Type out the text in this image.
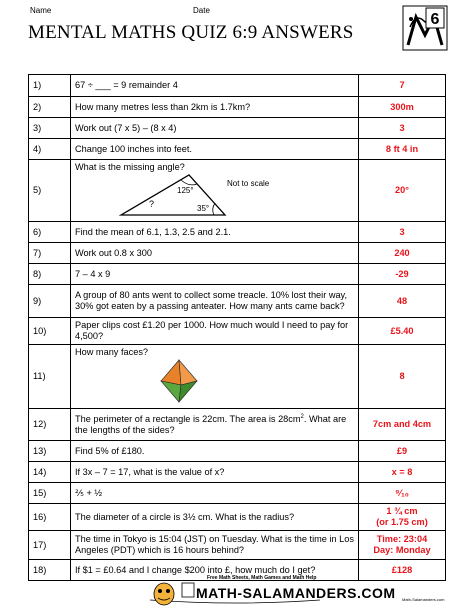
Name	Date
MENTAL MATHS QUIZ 6:9 ANSWERS
6
1)	67 ÷ ___ = 9 remainder 4	7
2)	How many metres less than 2km is 1.7km?	300m
3)	Work out (7 x 5) – (8 x 4)	3
4)	Change 100 inches into feet.	8 ft 4 in
5)	What is the missing angle?
125°
35°
?
Not to scale	20°
6)	Find the mean of 6.1, 1.3, 2.5 and 2.1.	3
7)	Work out 0.8 x 300	240
8)	7 – 4 x 9	-29
9)	A group of 80 ants went to collect some treacle. 10% lost their way, 30% got eaten by a passing anteater. How many ants came back?	48
10)	Paper clips cost £1.20 per 1000. How much would I need to pay for 4,500?	£5.40
11)	How many faces?	8
12)	The perimeter of a rectangle is 22cm. The area is $28cm^2$. What are the lengths of the sides?	7cm and 4cm
13)	Find 5% of £180.	£9
14)	If 3x – 7 = 17, what is the value of x?	x = 8
15)	⅖ + ½	⁹⁄₁₀
16)	The diameter of a circle is 3½ cm. What is the radius?	1 ¾ cm
(or 1.75 cm)
17)	The time in Tokyo is 15:04 (JST) on Tuesday. What is the time in Los Angeles (PDT) which is 16 hours behind?	Time: 23:04
Day: Monday
18)	If $1 = £0.64 and I change $200 into £, how much do I get?	£128
Free Math Sheets, Math Games and Math Help
MATH-SALAMANDERS.COM Math-Salamanders.com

□ □ □ □

Each entry above is to be written out again unchanged, apart from the pictures, which are left out.

| TASK ANSWER |
Type out the text in this image.
Name	Date
MENTAL MATHS QUIZ 6:9 ANSWERS
6
1)	67 ÷ ___ = 9 remainder 4	7
2)	How many metres less than 2km is 1.7km?	300m
3)	Work out (7 x 5) – (8 x 4)	3
4)	Change 100 inches into feet.	8 ft 4 in
5)	What is the missing angle?
125°
35°
?
Not to scale	20°
6)	Find the mean of 6.1, 1.3, 2.5 and 2.1.	3
7)	Work out 0.8 x 300	240
8)	7 – 4 x 9	-29
9)	A group of 80 ants went to collect some treacle. 10% lost their way, 30% got eaten by a passing anteater. How many ants came back?	48
10)	Paper clips cost £1.20 per 1000. How much would I need to pay for 4,500?	£5.40
11)	How many faces?	8
12)	The perimeter of a rectangle is 22cm. The area is $28cm^2$. What are the lengths of the sides?	7cm and 4cm
13)	Find 5% of £180.	£9
14)	If 3x – 7 = 17, what is the value of x?	x = 8
15)	⅖ + ½	⁹⁄₁₀
16)	The diameter of a circle is 3½ cm. What is the radius?	1 ¾ cm
(or 1.75 cm)
17)	The time in Tokyo is 15:04 (JST) on Tuesday. What is the time in Los Angeles (PDT) which is 16 hours behind?	Time: 23:04
Day: Monday
18)	If $1 = £0.64 and I change $200 into £, how much do I get?	£128
Free Math Sheets, Math Games and Math Help
MATH-SALAMANDERS.COM Math-Salamanders.com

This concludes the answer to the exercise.